• [Records for the exercise]
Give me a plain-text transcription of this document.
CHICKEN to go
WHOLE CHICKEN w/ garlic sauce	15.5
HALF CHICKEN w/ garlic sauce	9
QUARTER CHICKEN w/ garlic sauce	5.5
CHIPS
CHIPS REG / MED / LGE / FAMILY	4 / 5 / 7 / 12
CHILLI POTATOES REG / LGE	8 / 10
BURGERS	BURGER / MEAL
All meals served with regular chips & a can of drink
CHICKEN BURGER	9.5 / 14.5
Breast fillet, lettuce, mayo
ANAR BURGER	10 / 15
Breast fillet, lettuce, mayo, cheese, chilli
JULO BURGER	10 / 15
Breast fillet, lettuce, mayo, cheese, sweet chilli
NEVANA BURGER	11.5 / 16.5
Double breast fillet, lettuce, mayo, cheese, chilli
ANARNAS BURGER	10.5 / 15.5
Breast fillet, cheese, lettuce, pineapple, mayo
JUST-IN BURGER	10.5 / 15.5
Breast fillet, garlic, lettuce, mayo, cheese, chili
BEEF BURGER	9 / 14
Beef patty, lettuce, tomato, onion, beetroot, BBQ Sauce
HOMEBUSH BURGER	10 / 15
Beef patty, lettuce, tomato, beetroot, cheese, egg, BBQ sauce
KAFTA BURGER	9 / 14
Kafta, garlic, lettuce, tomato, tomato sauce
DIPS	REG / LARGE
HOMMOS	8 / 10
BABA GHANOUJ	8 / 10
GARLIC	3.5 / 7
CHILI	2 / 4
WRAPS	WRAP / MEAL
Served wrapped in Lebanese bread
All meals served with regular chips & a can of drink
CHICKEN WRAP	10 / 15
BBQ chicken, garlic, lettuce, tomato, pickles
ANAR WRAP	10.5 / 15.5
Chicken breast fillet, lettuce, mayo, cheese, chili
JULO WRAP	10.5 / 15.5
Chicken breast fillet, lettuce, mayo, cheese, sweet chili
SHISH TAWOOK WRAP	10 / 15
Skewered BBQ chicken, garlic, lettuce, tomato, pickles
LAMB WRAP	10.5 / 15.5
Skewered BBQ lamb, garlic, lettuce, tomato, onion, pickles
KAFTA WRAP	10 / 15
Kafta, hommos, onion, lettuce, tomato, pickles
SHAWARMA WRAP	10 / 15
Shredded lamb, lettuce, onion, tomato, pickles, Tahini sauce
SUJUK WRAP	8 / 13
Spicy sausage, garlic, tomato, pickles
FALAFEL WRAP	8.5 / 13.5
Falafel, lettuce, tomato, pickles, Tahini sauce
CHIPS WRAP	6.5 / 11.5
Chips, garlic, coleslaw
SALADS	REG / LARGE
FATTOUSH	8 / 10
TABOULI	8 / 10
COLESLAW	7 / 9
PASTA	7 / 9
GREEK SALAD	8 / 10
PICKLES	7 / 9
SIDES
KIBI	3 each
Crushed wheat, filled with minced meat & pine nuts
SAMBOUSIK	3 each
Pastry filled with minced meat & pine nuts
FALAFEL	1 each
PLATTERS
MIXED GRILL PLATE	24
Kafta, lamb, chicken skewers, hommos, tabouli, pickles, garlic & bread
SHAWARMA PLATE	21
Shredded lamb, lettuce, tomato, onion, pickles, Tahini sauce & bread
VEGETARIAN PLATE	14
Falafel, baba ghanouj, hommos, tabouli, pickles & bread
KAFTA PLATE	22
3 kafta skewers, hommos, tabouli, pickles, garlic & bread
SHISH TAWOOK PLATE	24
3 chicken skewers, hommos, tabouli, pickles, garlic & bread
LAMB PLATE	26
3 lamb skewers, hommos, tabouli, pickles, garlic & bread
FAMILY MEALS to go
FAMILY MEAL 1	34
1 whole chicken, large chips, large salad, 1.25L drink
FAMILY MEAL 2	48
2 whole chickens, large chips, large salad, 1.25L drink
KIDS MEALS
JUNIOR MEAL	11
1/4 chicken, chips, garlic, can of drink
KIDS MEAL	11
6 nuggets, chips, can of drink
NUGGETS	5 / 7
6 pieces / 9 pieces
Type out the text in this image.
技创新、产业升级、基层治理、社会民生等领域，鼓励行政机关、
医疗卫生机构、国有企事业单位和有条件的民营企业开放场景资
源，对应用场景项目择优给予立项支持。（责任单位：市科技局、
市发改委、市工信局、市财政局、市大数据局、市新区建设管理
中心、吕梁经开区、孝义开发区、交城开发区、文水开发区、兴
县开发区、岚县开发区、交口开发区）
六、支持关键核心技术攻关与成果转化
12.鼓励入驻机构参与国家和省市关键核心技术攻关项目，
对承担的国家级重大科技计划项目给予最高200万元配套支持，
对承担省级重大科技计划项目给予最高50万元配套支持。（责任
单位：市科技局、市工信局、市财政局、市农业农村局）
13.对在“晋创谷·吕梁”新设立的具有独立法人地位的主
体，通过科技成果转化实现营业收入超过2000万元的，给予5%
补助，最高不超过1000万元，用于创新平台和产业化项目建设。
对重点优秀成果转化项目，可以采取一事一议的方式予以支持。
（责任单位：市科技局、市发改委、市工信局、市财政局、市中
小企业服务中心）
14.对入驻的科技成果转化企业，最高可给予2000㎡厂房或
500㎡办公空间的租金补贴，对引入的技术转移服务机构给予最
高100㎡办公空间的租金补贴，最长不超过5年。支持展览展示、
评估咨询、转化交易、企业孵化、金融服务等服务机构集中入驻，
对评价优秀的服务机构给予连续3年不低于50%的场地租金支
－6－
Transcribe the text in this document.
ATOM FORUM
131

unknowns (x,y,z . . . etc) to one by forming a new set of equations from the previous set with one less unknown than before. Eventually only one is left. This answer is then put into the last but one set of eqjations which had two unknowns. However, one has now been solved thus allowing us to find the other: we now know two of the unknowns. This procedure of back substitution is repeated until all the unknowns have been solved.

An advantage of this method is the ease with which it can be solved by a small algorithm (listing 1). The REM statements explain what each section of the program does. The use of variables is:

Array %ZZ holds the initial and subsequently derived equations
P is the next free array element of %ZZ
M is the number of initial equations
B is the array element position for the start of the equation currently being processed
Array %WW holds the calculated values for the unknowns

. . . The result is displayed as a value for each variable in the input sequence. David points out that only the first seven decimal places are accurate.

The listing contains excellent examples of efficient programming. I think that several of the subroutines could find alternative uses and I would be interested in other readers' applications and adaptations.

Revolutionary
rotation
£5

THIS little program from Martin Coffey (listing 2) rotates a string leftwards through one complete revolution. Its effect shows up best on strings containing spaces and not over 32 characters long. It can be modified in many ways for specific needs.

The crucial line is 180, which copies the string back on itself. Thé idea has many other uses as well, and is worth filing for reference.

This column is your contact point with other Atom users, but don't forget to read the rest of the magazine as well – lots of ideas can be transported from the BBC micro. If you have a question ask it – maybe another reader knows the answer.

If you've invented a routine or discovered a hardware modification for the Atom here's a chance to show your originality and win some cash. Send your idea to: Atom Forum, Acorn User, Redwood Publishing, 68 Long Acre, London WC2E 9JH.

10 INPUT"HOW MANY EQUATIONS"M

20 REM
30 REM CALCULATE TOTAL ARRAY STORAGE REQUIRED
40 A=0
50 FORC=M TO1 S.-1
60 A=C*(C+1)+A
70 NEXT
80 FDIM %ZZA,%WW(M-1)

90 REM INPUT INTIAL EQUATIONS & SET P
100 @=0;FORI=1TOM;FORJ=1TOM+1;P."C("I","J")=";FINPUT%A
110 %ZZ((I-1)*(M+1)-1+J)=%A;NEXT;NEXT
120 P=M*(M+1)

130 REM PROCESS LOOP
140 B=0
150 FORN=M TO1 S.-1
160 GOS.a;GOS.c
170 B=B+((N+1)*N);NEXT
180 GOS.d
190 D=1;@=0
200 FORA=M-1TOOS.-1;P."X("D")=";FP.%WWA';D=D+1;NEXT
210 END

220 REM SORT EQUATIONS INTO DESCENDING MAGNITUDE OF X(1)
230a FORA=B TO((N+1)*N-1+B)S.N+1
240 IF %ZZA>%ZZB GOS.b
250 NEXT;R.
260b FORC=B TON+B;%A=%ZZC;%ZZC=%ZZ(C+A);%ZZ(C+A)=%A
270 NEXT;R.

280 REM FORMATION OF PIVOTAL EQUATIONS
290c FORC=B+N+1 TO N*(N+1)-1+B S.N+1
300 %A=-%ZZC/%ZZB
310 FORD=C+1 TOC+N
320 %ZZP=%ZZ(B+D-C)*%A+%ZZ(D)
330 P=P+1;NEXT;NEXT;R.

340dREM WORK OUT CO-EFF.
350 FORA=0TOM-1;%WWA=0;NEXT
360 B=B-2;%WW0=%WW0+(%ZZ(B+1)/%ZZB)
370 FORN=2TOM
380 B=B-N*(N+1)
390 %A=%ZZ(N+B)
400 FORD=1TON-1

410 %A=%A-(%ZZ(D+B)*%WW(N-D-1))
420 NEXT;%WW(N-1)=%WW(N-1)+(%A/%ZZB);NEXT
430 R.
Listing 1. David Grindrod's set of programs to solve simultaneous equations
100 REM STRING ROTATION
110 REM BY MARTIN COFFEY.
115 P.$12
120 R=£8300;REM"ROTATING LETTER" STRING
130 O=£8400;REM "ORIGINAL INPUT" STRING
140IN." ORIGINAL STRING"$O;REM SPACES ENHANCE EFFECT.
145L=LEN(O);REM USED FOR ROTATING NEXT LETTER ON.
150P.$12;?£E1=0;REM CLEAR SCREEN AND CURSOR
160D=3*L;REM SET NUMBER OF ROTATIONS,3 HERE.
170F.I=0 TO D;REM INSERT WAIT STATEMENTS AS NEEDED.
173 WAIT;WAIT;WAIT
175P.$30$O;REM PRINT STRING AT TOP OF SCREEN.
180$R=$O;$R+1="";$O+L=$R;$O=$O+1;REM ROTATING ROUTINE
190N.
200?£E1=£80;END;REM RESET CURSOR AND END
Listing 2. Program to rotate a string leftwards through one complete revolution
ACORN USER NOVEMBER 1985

• [What is being asked] Search the entries for "leftwards" and copy out each line that has it.

• [Solution to the exercise]
THIS little program from Martin Coffey (listing 2) rotates a string leftwards through one complete revolution. Its effect shows up best on strings containing spaces and not over 32 characters long. It can be modified in many ways for specific needs.
Listing 2. Program to rotate a string leftwards through one complete revolution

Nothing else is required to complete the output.